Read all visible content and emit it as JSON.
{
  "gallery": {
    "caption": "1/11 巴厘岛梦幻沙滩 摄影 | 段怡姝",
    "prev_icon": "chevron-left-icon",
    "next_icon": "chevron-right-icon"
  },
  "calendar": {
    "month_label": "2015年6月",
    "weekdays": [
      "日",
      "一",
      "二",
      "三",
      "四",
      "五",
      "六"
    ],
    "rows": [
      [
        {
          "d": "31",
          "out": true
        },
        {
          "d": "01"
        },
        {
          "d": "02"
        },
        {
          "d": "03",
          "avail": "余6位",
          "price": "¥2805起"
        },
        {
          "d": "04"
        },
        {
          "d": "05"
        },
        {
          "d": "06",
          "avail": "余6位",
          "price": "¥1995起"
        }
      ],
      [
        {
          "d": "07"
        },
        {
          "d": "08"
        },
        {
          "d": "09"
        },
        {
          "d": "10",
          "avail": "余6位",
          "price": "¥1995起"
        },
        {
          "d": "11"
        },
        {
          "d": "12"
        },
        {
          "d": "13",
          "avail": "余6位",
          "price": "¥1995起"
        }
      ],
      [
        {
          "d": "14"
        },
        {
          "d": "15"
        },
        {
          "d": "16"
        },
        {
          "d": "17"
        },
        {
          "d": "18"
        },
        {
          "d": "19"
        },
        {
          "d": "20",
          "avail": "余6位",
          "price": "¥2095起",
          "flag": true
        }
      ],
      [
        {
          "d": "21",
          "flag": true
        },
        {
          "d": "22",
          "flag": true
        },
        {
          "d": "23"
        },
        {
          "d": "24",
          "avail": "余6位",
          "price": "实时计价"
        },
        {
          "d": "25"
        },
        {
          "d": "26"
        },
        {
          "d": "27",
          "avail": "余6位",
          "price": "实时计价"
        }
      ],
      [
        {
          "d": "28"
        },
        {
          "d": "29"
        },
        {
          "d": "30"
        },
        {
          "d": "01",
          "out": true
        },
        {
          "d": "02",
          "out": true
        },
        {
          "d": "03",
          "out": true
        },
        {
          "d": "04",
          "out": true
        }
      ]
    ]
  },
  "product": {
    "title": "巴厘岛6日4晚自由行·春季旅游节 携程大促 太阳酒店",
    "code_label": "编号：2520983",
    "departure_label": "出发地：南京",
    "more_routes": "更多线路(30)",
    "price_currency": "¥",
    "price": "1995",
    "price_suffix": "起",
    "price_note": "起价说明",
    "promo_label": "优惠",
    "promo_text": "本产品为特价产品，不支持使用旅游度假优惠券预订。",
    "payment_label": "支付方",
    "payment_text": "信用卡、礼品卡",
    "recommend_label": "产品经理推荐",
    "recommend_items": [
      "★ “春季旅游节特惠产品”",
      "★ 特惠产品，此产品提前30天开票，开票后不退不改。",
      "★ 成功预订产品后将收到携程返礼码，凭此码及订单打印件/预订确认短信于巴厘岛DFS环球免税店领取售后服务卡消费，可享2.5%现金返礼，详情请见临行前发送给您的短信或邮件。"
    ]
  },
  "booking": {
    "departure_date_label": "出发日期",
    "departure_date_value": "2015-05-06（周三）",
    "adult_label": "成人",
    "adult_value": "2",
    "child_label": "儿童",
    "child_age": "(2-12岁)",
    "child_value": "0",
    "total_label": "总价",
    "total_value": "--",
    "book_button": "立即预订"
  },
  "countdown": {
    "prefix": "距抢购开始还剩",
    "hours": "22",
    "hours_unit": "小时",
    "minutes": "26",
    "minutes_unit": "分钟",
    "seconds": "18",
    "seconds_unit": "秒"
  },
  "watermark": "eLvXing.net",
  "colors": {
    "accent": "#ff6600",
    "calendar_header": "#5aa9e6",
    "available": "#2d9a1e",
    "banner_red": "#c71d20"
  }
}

◆ GIVEN EXERCISE ◆
Give an exact repetition of all the material.

◆ EXERCISE OUTPUT ◆
Read all visible content and emit it as JSON.
{
  "gallery": {
    "caption": "1/11 巴厘岛梦幻沙滩 摄影 | 段怡姝",
    "prev_icon": "chevron-left-icon",
    "next_icon": "chevron-right-icon"
  },
  "calendar": {
    "month_label": "2015年6月",
    "weekdays": [
      "日",
      "一",
      "二",
      "三",
      "四",
      "五",
      "六"
    ],
    "rows": [
      [
        {
          "d": "31",
          "out": true
        },
        {
          "d": "01"
        },
        {
          "d": "02"
        },
        {
          "d": "03",
          "avail": "余6位",
          "price": "¥2805起"
        },
        {
          "d": "04"
        },
        {
          "d": "05"
        },
        {
          "d": "06",
          "avail": "余6位",
          "price": "¥1995起"
        }
      ],
      [
        {
          "d": "07"
        },
        {
          "d": "08"
        },
        {
          "d": "09"
        },
        {
          "d": "10",
          "avail": "余6位",
          "price": "¥1995起"
        },
        {
          "d": "11"
        },
        {
          "d": "12"
        },
        {
          "d": "13",
          "avail": "余6位",
          "price": "¥1995起"
        }
      ],
      [
        {
          "d": "14"
        },
        {
          "d": "15"
        },
        {
          "d": "16"
        },
        {
          "d": "17"
        },
        {
          "d": "18"
        },
        {
          "d": "19"
        },
        {
          "d": "20",
          "avail": "余6位",
          "price": "¥2095起",
          "flag": true
        }
      ],
      [
        {
          "d": "21",
          "flag": true
        },
        {
          "d": "22",
          "flag": true
        },
        {
          "d": "23"
        },
        {
          "d": "24",
          "avail": "余6位",
          "price": "实时计价"
        },
        {
          "d": "25"
        },
        {
          "d": "26"
        },
        {
          "d": "27",
          "avail": "余6位",
          "price": "实时计价"
        }
      ],
      [
        {
          "d": "28"
        },
        {
          "d": "29"
        },
        {
          "d": "30"
        },
        {
          "d": "01",
          "out": true
        },
        {
          "d": "02",
          "out": true
        },
        {
          "d": "03",
          "out": true
        },
        {
          "d": "04",
          "out": true
        }
      ]
    ]
  },
  "product": {
    "title": "巴厘岛6日4晚自由行·春季旅游节 携程大促 太阳酒店",
    "code_label": "编号：2520983",
    "departure_label": "出发地：南京",
    "more_routes": "更多线路(30)",
    "price_currency": "¥",
    "price": "1995",
    "price_suffix": "起",
    "price_note": "起价说明",
    "promo_label": "优惠",
    "promo_text": "本产品为特价产品，不支持使用旅游度假优惠券预订。",
    "payment_label": "支付方",
    "payment_text": "信用卡、礼品卡",
    "recommend_label": "产品经理推荐",
    "recommend_items": [
      "★ “春季旅游节特惠产品”",
      "★ 特惠产品，此产品提前30天开票，开票后不退不改。",
      "★ 成功预订产品后将收到携程返礼码，凭此码及订单打印件/预订确认短信于巴厘岛DFS环球免税店领取售后服务卡消费，可享2.5%现金返礼，详情请见临行前发送给您的短信或邮件。"
    ]
  },
  "booking": {
    "departure_date_label": "出发日期",
    "departure_date_value": "2015-05-06（周三）",
    "adult_label": "成人",
    "adult_value": "2",
    "child_label": "儿童",
    "child_age": "(2-12岁)",
    "child_value": "0",
    "total_label": "总价",
    "total_value": "--",
    "book_button": "立即预订"
  },
  "countdown": {
    "prefix": "距抢购开始还剩",
    "hours": "22",
    "hours_unit": "小时",
    "minutes": "26",
    "minutes_unit": "分钟",
    "seconds": "18",
    "seconds_unit": "秒"
  },
  "watermark": "eLvXing.net",
  "colors": {
    "accent": "#ff6600",
    "calendar_header": "#5aa9e6",
    "available": "#2d9a1e",
    "banner_red": "#c71d20"
  }
}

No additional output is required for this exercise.